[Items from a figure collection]
========================

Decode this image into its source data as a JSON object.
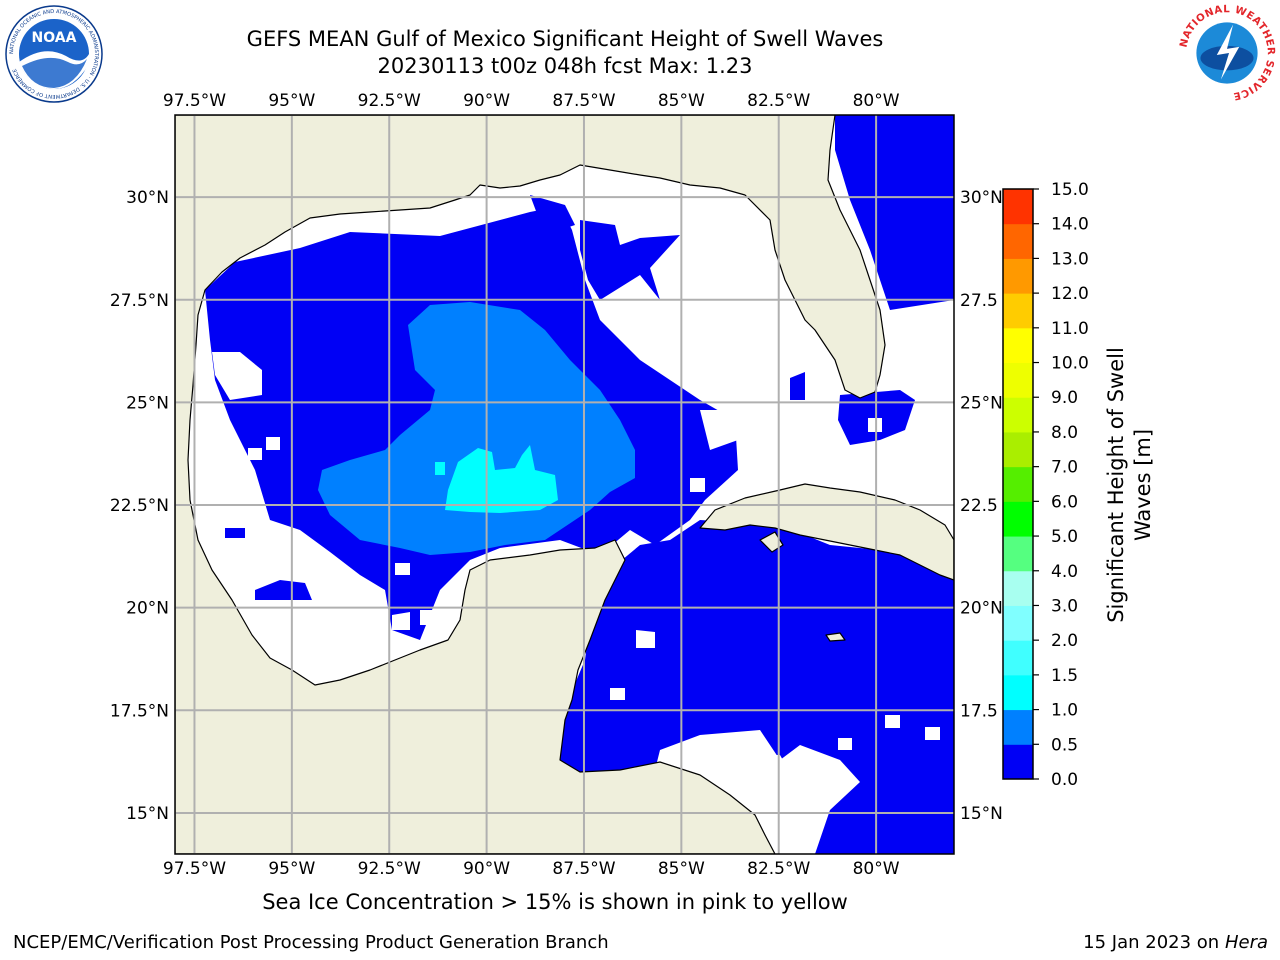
{
  "title": {
    "line1": "GEFS MEAN Gulf of Mexico Significant Height of Swell Waves",
    "line2": "20230113 t00z 048h fcst   Max: 1.23"
  },
  "map": {
    "lon_ticks": [
      "97.5°W",
      "95°W",
      "92.5°W",
      "90°W",
      "87.5°W",
      "85°W",
      "82.5°W",
      "80°W"
    ],
    "lat_ticks_left": [
      "30°N",
      "27.5°N",
      "25°N",
      "22.5°N",
      "20°N",
      "17.5°N",
      "15°N"
    ],
    "lat_ticks_right": [
      "30°N",
      "27.5",
      "25°N",
      "22.5",
      "20°N",
      "17.5",
      "15°N"
    ],
    "lon_range": [
      -98,
      -78
    ],
    "lat_range": [
      14,
      32
    ]
  },
  "colorbar": {
    "label_line1": "Significant Height of Swell",
    "label_line2": "Waves [m]",
    "ticks": [
      "0.0",
      "0.5",
      "1.0",
      "1.5",
      "2.0",
      "3.0",
      "4.0",
      "5.0",
      "6.0",
      "7.0",
      "8.0",
      "9.0",
      "10.0",
      "11.0",
      "12.0",
      "13.0",
      "14.0",
      "15.0"
    ],
    "colors": [
      "#0000f5",
      "#0080ff",
      "#00ffff",
      "#40ffff",
      "#80ffff",
      "#a8fff0",
      "#55ff80",
      "#00ff00",
      "#55ee00",
      "#aaee00",
      "#ccff00",
      "#eeff00",
      "#ffff00",
      "#ffcc00",
      "#ff9900",
      "#ff6600",
      "#ff3300",
      "#ff0000"
    ]
  },
  "colors": {
    "land": "#efefdc",
    "grid": "#b0b0b0",
    "ocean_no_data": "#ffffff"
  },
  "logos": {
    "noaa_text": "NOAA",
    "noaa_ring": "NATIONAL OCEANIC AND ATMOSPHERIC ADMINISTRATION · U.S. DEPARTMENT OF COMMERCE",
    "nws_ring": "NATIONAL WEATHER SERVICE"
  },
  "bottom_note": "Sea Ice Concentration > 15% is shown in pink to yellow",
  "footer": {
    "left": "NCEP/EMC/Verification Post Processing Product Generation Branch",
    "right_date": "15 Jan 2023 on ",
    "right_host": "Hera"
  }
}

========================

Instructions to follow = Copy every record character for character. Skip the pictures.

Exercise output =
Decode this image into its source data as a JSON object.
{
  "title": {
    "line1": "GEFS MEAN Gulf of Mexico Significant Height of Swell Waves",
    "line2": "20230113 t00z 048h fcst   Max: 1.23"
  },
  "map": {
    "lon_ticks": [
      "97.5°W",
      "95°W",
      "92.5°W",
      "90°W",
      "87.5°W",
      "85°W",
      "82.5°W",
      "80°W"
    ],
    "lat_ticks_left": [
      "30°N",
      "27.5°N",
      "25°N",
      "22.5°N",
      "20°N",
      "17.5°N",
      "15°N"
    ],
    "lat_ticks_right": [
      "30°N",
      "27.5",
      "25°N",
      "22.5",
      "20°N",
      "17.5",
      "15°N"
    ],
    "lon_range": [
      -98,
      -78
    ],
    "lat_range": [
      14,
      32
    ]
  },
  "colorbar": {
    "label_line1": "Significant Height of Swell",
    "label_line2": "Waves [m]",
    "ticks": [
      "0.0",
      "0.5",
      "1.0",
      "1.5",
      "2.0",
      "3.0",
      "4.0",
      "5.0",
      "6.0",
      "7.0",
      "8.0",
      "9.0",
      "10.0",
      "11.0",
      "12.0",
      "13.0",
      "14.0",
      "15.0"
    ],
    "colors": [
      "#0000f5",
      "#0080ff",
      "#00ffff",
      "#40ffff",
      "#80ffff",
      "#a8fff0",
      "#55ff80",
      "#00ff00",
      "#55ee00",
      "#aaee00",
      "#ccff00",
      "#eeff00",
      "#ffff00",
      "#ffcc00",
      "#ff9900",
      "#ff6600",
      "#ff3300",
      "#ff0000"
    ]
  },
  "colors": {
    "land": "#efefdc",
    "grid": "#b0b0b0",
    "ocean_no_data": "#ffffff"
  },
  "logos": {
    "noaa_text": "NOAA",
    "noaa_ring": "NATIONAL OCEANIC AND ATMOSPHERIC ADMINISTRATION · U.S. DEPARTMENT OF COMMERCE",
    "nws_ring": "NATIONAL WEATHER SERVICE"
  },
  "bottom_note": "Sea Ice Concentration > 15% is shown in pink to yellow",
  "footer": {
    "left": "NCEP/EMC/Verification Post Processing Product Generation Branch",
    "right_date": "15 Jan 2023 on ",
    "right_host": "Hera"
  }
}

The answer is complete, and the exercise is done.